Start of Records provided
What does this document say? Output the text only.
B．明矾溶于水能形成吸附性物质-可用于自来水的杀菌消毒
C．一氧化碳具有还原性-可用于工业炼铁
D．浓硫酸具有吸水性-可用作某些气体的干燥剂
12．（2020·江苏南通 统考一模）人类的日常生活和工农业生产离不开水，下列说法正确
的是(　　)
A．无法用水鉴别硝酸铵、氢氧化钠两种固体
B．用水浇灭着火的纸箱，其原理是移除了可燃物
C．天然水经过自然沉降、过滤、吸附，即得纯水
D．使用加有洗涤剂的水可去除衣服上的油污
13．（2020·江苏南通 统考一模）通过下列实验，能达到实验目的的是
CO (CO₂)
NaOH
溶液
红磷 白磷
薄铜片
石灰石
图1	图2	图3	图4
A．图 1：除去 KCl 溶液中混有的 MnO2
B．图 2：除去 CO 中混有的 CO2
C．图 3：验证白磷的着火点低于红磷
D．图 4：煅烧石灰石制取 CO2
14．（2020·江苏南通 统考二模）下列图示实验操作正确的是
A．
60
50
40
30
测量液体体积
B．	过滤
End of Records provided
→ **What this task involves**: Repeat the entries shown above, every one, word for word.

→ **Answer to this problem**:
What does this document say? Output the text only.
B．明矾溶于水能形成吸附性物质-可用于自来水的杀菌消毒
C．一氧化碳具有还原性-可用于工业炼铁
D．浓硫酸具有吸水性-可用作某些气体的干燥剂
12．（2020·江苏南通 统考一模）人类的日常生活和工农业生产离不开水，下列说法正确
的是(　　)
A．无法用水鉴别硝酸铵、氢氧化钠两种固体
B．用水浇灭着火的纸箱，其原理是移除了可燃物
C．天然水经过自然沉降、过滤、吸附，即得纯水
D．使用加有洗涤剂的水可去除衣服上的油污
13．（2020·江苏南通 统考一模）通过下列实验，能达到实验目的的是
CO (CO₂)
NaOH
溶液
红磷 白磷
薄铜片
石灰石
图1	图2	图3	图4
A．图 1：除去 KCl 溶液中混有的 MnO2
B．图 2：除去 CO 中混有的 CO2
C．图 3：验证白磷的着火点低于红磷
D．图 4：煅烧石灰石制取 CO2
14．（2020·江苏南通 统考二模）下列图示实验操作正确的是
A．
60
50
40
30
测量液体体积
B．	过滤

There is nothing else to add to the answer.